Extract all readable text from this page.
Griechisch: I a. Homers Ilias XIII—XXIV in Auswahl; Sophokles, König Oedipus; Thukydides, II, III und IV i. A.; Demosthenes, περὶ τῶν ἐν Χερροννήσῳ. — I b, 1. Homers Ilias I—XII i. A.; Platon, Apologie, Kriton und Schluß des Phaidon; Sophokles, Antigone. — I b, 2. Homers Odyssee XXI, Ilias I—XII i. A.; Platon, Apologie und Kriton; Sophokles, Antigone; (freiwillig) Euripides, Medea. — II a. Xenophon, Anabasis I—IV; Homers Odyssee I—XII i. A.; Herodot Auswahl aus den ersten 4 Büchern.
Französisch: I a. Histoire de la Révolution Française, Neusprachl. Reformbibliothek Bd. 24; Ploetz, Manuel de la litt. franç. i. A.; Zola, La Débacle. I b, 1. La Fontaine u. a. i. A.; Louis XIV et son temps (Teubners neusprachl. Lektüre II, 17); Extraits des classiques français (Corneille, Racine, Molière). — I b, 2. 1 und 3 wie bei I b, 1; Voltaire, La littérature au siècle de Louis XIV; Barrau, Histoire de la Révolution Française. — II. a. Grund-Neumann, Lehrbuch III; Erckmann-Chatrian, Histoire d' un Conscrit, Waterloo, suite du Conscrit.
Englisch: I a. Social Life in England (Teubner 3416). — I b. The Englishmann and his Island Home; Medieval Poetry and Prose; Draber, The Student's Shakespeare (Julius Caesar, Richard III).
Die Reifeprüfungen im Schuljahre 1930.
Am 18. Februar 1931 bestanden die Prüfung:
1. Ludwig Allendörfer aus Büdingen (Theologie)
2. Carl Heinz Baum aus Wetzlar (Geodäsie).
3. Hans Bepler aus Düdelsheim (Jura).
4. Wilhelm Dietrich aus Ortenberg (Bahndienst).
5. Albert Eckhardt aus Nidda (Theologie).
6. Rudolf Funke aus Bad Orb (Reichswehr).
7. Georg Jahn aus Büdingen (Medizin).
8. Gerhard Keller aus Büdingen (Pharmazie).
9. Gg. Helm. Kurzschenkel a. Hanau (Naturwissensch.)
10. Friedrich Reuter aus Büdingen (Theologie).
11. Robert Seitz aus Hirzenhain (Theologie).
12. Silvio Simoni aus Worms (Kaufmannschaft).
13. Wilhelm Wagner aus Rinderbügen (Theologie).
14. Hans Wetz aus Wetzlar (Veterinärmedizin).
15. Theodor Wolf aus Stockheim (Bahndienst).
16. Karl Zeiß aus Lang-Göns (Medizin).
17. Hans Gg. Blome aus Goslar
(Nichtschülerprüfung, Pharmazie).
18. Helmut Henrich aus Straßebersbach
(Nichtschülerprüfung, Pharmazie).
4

THE REQUEST —
Which lines in the records above contain the string "Hans"? Copy each one.

ANSWER IN FULL —
3. Hans Bepler aus Düdelsheim (Jura).
14. Hans Wetz aus Wetzlar (Veterinärmedizin).
17. Hans Gg. Blome aus Goslar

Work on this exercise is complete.